**Stated task**:
Go through the data below. List every line that holds the word "ylabel".

**Listed entries**:
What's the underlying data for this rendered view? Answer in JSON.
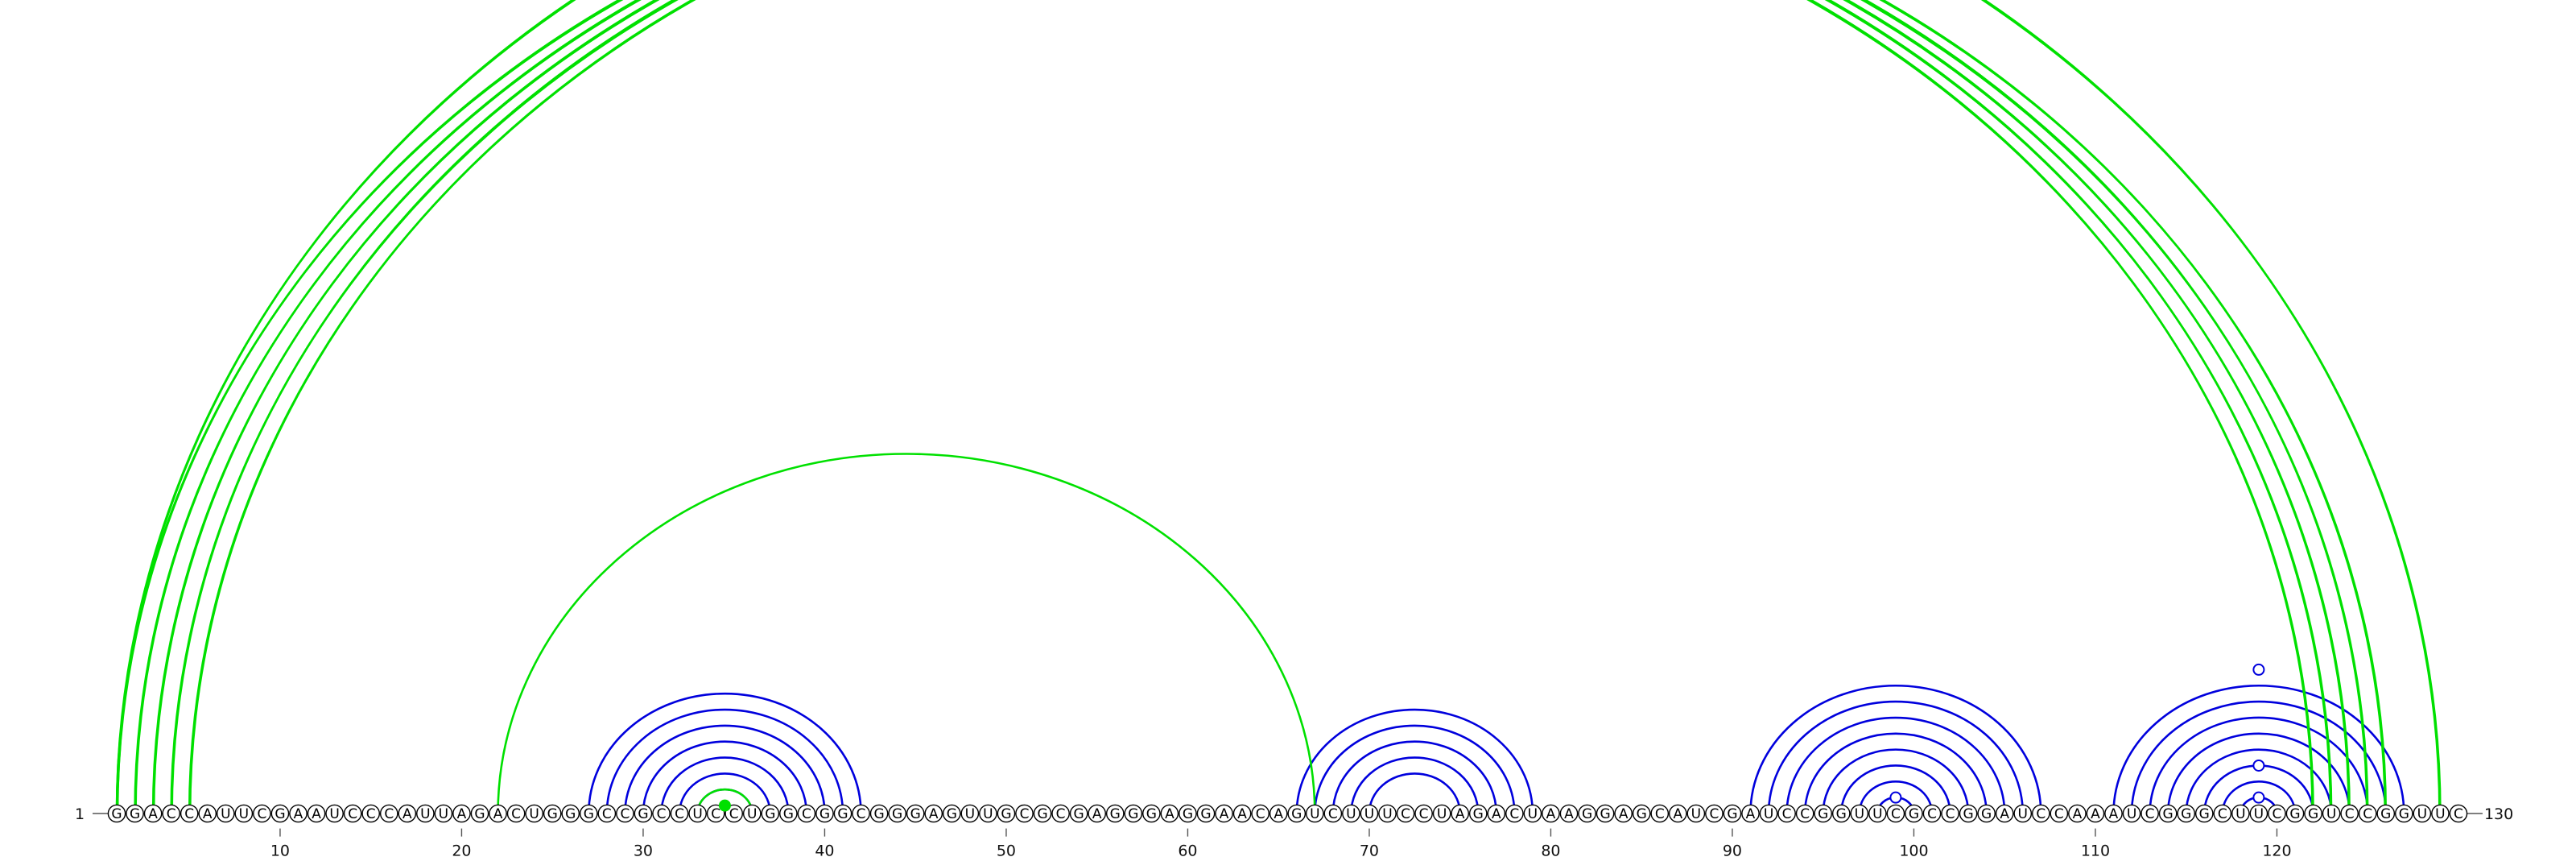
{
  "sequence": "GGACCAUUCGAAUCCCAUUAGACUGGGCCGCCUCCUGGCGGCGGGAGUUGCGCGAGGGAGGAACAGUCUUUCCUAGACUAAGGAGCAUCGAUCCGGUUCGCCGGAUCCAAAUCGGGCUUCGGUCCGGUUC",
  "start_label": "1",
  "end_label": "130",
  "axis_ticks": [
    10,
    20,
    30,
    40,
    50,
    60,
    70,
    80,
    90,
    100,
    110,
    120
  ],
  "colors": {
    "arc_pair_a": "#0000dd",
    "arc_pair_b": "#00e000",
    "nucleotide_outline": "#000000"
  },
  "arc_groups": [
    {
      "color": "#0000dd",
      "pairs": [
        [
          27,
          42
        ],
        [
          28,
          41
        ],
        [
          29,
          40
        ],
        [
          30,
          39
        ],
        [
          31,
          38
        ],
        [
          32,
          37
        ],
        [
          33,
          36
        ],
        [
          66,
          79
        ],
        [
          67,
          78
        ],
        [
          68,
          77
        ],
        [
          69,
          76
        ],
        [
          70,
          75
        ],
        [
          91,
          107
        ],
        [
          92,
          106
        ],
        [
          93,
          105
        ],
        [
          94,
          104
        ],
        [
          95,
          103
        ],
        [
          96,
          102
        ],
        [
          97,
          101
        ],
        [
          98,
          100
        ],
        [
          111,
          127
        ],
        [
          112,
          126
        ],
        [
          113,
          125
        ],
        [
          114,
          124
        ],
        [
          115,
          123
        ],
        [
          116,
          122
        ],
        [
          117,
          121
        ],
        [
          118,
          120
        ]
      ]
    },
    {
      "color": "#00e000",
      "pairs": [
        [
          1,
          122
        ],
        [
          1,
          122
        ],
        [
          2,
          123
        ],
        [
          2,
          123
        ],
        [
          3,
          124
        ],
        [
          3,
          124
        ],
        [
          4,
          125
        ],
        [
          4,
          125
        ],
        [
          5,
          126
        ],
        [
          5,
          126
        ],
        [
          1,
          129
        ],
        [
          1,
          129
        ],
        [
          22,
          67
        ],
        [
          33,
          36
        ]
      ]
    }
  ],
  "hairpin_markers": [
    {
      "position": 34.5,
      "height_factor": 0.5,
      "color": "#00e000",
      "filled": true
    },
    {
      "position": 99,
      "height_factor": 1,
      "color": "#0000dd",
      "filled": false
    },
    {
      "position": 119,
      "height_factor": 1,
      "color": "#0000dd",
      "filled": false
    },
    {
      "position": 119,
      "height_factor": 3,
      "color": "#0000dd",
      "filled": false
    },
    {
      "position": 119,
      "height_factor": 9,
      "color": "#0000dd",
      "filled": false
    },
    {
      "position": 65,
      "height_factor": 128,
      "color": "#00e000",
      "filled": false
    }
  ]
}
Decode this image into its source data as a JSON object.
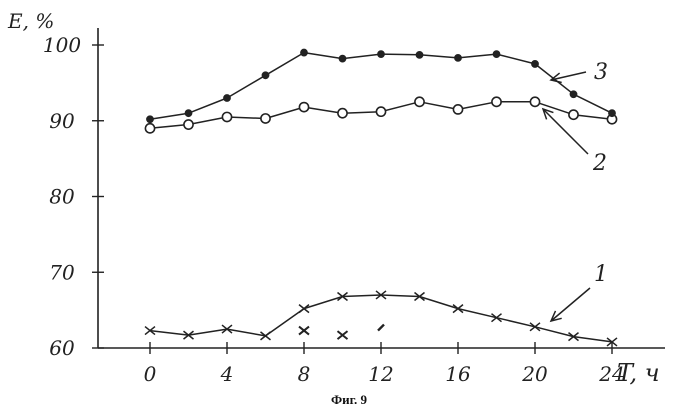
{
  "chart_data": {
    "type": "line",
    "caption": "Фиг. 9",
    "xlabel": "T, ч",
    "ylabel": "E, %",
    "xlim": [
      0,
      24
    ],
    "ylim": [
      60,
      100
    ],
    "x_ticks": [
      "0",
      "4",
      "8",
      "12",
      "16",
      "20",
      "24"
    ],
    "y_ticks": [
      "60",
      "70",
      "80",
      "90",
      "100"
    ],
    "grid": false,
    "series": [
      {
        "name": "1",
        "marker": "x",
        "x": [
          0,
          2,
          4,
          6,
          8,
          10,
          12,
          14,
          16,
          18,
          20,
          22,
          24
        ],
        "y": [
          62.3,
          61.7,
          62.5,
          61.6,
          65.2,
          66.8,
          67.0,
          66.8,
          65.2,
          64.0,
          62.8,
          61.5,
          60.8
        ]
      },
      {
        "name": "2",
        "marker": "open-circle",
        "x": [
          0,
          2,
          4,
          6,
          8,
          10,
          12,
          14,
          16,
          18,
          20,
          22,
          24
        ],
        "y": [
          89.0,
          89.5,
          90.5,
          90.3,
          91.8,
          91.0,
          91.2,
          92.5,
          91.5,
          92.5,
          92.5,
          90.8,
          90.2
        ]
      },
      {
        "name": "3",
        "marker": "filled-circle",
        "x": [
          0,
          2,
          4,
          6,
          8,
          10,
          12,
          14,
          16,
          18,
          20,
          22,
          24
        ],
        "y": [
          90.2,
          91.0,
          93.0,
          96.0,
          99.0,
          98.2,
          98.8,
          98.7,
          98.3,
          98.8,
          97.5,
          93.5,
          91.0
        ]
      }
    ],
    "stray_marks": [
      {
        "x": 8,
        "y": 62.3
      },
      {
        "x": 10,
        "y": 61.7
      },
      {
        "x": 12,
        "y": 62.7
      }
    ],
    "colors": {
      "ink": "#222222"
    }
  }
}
* * *
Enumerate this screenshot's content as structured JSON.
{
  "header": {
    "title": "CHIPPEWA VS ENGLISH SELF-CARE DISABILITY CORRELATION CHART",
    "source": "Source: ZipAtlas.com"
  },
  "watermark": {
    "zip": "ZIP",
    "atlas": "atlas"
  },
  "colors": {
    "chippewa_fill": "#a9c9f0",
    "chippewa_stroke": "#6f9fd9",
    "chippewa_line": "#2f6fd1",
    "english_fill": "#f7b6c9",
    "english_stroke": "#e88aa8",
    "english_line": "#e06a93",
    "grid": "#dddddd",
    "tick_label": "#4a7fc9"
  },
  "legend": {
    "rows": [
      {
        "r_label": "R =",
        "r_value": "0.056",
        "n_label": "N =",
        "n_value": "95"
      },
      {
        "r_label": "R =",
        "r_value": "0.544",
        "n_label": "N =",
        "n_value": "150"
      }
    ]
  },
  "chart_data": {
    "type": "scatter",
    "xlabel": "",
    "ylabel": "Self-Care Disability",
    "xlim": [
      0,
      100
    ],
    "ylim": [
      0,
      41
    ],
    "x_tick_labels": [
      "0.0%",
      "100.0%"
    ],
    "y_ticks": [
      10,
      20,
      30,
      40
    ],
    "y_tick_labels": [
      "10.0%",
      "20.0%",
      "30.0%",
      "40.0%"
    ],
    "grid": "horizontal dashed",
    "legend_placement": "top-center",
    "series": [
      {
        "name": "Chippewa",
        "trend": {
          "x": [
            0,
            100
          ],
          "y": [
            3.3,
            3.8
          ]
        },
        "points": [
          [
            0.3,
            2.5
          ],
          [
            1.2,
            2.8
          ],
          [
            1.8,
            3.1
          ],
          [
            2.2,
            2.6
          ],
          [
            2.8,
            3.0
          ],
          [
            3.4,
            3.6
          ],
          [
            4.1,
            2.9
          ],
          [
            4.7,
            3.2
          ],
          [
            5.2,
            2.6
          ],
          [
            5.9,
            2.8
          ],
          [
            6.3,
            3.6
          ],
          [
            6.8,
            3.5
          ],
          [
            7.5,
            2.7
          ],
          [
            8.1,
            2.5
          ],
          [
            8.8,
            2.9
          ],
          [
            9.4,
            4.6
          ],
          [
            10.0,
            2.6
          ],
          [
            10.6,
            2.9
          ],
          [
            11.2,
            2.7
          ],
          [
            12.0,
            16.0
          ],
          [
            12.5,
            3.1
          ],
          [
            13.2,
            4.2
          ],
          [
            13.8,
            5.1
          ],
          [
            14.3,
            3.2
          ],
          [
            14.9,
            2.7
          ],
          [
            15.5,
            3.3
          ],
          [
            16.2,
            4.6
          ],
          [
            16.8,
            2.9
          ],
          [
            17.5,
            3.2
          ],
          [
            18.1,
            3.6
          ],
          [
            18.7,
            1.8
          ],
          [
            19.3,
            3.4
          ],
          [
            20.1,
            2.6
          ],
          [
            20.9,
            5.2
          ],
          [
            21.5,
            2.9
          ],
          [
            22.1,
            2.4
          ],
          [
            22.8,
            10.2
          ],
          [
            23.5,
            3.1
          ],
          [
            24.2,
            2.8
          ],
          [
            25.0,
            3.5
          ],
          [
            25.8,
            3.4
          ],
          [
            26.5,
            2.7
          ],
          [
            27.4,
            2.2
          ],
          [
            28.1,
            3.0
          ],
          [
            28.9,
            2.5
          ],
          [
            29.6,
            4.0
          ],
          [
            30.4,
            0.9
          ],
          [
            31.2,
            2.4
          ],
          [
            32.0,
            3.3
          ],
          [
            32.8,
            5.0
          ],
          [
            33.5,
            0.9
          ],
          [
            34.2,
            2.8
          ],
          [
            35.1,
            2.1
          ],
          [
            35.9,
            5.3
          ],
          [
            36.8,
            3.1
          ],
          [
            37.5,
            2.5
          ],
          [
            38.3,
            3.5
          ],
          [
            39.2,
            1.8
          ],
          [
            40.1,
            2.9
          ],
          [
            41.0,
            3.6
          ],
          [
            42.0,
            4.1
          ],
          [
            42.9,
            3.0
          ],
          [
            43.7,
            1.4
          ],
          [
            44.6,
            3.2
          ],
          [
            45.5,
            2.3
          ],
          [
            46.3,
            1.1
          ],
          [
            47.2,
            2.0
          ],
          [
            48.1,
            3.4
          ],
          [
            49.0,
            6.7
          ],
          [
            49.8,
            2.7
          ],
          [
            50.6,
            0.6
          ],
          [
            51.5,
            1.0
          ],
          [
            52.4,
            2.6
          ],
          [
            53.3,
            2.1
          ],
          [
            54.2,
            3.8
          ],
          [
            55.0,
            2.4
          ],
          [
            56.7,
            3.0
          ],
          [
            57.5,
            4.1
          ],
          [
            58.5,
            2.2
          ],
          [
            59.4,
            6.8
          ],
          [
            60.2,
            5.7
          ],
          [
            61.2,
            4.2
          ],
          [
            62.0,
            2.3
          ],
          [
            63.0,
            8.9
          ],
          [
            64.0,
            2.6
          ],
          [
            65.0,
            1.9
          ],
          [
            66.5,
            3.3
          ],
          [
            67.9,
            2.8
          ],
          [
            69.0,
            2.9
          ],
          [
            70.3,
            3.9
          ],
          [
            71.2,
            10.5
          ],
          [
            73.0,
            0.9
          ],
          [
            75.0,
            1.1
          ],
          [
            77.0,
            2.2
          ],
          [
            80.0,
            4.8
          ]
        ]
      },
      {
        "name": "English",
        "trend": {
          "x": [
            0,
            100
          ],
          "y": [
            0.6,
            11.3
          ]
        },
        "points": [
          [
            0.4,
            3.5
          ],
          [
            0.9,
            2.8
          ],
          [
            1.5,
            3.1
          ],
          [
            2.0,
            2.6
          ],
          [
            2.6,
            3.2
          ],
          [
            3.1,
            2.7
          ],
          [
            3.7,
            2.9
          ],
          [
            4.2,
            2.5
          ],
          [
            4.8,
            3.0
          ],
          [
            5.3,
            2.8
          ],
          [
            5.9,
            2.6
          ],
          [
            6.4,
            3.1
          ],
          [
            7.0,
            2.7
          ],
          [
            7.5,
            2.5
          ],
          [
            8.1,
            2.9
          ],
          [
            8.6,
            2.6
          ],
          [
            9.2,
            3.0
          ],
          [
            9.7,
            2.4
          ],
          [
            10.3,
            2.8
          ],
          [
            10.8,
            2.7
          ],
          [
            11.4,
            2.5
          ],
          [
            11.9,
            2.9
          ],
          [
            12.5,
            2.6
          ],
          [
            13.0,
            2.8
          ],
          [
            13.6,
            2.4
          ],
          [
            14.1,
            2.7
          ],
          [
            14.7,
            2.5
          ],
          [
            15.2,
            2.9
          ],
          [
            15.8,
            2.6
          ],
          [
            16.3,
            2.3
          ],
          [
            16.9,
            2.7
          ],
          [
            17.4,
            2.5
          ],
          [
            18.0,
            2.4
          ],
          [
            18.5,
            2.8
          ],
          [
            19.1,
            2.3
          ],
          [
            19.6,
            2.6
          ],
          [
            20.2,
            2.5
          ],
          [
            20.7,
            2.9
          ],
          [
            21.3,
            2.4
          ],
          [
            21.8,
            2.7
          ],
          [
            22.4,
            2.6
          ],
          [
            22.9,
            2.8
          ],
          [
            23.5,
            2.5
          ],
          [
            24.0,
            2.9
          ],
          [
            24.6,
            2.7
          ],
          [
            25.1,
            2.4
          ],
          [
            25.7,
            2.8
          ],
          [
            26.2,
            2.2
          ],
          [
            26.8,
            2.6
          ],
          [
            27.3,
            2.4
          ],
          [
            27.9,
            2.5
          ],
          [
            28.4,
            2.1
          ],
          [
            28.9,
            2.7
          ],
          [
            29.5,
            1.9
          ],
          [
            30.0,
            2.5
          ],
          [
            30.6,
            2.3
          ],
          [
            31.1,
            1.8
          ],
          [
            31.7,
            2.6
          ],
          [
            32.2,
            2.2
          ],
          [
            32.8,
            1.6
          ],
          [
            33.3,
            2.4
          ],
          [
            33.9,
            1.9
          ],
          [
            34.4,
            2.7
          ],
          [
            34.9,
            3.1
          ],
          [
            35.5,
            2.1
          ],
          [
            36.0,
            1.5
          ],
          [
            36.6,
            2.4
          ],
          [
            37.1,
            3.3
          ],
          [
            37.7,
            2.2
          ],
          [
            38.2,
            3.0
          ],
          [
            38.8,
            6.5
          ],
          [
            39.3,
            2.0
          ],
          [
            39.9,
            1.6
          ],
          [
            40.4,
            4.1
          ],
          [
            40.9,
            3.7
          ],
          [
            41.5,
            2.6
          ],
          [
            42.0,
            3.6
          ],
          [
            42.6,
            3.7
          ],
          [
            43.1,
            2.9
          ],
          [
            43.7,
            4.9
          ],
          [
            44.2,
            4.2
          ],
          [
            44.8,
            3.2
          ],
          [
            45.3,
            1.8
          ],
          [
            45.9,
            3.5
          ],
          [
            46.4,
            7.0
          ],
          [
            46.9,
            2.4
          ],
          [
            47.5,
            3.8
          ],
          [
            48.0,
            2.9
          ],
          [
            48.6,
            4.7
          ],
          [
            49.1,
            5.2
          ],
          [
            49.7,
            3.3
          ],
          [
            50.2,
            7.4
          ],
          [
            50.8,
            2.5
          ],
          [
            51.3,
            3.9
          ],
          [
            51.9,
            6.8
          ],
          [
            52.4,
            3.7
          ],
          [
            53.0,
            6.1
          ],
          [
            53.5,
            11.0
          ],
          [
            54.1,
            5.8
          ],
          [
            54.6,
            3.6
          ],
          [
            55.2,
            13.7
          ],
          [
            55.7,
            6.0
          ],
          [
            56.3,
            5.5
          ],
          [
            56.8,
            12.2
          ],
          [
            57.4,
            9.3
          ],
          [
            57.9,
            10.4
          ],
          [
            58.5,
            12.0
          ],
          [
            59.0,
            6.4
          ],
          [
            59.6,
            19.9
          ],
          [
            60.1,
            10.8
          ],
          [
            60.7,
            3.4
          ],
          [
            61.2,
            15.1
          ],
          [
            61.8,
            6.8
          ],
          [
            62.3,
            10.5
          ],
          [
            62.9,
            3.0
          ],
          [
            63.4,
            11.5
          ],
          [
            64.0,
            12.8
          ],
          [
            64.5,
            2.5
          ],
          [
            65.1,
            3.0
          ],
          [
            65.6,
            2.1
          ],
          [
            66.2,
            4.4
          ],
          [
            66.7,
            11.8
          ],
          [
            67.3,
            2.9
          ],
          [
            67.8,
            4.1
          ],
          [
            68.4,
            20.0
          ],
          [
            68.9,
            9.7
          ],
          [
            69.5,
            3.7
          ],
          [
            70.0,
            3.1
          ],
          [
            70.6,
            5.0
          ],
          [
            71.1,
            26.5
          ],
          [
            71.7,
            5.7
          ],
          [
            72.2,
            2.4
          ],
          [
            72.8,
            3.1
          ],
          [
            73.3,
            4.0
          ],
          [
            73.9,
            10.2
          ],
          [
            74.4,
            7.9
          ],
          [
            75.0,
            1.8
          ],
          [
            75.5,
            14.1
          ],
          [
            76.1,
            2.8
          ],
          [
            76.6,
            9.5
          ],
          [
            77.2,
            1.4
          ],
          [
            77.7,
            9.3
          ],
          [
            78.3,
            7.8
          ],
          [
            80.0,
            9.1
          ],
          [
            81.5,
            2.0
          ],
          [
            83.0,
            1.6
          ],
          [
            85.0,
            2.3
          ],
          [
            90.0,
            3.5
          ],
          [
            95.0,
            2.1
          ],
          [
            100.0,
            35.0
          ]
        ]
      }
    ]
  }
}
---
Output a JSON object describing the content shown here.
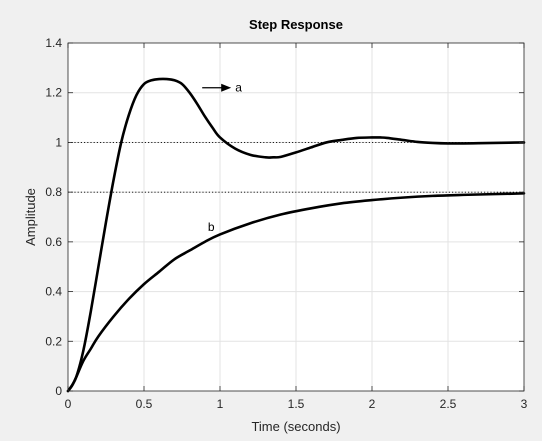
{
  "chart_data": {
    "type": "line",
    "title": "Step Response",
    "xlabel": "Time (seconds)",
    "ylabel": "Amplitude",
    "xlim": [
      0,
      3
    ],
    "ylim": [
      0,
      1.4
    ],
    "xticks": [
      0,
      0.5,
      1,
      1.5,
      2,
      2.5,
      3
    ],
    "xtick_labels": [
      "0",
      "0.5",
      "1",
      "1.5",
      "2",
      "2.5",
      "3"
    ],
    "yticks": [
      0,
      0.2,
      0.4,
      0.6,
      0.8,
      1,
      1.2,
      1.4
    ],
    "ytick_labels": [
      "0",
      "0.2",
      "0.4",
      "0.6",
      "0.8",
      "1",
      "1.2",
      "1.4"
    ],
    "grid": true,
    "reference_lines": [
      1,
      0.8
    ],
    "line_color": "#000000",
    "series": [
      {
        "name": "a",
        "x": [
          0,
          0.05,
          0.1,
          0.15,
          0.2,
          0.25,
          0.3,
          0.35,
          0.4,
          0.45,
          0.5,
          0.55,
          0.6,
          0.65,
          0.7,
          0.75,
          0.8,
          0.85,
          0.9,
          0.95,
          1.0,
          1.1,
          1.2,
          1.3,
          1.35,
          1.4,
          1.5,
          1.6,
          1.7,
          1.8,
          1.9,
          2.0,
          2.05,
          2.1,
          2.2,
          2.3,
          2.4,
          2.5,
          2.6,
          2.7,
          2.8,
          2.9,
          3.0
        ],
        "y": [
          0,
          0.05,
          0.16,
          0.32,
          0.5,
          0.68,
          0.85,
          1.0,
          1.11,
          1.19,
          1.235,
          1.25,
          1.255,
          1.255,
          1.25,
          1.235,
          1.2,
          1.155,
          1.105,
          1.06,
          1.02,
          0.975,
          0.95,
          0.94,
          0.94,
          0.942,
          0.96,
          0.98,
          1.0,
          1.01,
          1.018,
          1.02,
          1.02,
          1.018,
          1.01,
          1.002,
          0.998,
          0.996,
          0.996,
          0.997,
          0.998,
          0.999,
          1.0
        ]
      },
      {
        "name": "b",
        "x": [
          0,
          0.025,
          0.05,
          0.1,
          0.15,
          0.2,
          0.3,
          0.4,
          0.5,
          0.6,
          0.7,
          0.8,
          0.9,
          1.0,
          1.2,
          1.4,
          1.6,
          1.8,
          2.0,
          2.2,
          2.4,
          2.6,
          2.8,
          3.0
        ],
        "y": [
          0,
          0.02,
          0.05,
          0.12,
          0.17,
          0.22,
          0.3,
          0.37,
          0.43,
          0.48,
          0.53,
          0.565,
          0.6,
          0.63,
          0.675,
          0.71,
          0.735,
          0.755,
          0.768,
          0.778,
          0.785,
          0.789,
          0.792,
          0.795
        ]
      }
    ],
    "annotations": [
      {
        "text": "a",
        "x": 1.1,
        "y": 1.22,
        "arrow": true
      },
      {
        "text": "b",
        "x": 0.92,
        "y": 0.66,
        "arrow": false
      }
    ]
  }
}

**Finished answer**:
    "ylabel": "E, %",
    "ylabel": "Self-Care Disability",
    "ylabel": "Amplitude",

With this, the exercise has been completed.